» **DIRECTIONS**
State the number of lines below in which the word "фото" appears. Nothing else belongs in the answer.
--- DATASET RECORDS ---
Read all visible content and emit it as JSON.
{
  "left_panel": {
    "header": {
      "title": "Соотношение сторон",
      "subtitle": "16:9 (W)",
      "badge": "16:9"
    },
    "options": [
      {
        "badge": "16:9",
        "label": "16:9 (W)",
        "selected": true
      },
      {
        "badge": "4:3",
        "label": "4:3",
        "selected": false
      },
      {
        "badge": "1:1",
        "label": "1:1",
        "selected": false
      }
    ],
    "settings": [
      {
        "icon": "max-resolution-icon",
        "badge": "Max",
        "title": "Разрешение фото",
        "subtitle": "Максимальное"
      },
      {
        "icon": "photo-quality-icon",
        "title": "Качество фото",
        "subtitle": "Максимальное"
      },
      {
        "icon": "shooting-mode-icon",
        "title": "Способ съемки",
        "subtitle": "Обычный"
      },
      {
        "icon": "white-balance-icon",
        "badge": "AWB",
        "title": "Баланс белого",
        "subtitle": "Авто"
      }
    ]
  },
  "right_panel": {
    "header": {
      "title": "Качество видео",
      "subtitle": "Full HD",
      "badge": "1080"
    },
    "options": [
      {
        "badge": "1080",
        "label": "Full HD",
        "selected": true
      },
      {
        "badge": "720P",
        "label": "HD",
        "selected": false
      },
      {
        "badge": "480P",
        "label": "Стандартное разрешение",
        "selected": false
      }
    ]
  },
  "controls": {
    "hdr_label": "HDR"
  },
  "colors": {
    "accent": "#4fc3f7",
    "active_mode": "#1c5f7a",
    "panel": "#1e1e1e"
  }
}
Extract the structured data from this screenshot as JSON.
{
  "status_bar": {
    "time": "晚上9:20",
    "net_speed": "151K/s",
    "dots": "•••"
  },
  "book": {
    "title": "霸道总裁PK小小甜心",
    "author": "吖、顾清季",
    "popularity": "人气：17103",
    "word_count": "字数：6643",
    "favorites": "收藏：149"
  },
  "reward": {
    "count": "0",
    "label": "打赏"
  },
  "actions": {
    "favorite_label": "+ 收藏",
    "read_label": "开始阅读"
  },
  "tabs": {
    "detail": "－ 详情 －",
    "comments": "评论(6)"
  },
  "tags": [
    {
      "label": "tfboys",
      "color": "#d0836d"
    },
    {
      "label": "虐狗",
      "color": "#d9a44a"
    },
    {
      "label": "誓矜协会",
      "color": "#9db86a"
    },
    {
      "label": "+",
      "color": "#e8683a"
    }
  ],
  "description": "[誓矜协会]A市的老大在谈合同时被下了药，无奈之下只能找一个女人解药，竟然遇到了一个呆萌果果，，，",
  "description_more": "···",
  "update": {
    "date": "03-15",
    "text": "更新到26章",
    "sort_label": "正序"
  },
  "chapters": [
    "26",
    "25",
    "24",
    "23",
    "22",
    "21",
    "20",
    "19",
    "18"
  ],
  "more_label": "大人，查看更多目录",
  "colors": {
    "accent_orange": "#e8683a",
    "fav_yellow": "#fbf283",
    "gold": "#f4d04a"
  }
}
---
» **REPLY TO THE EXERCISE**
2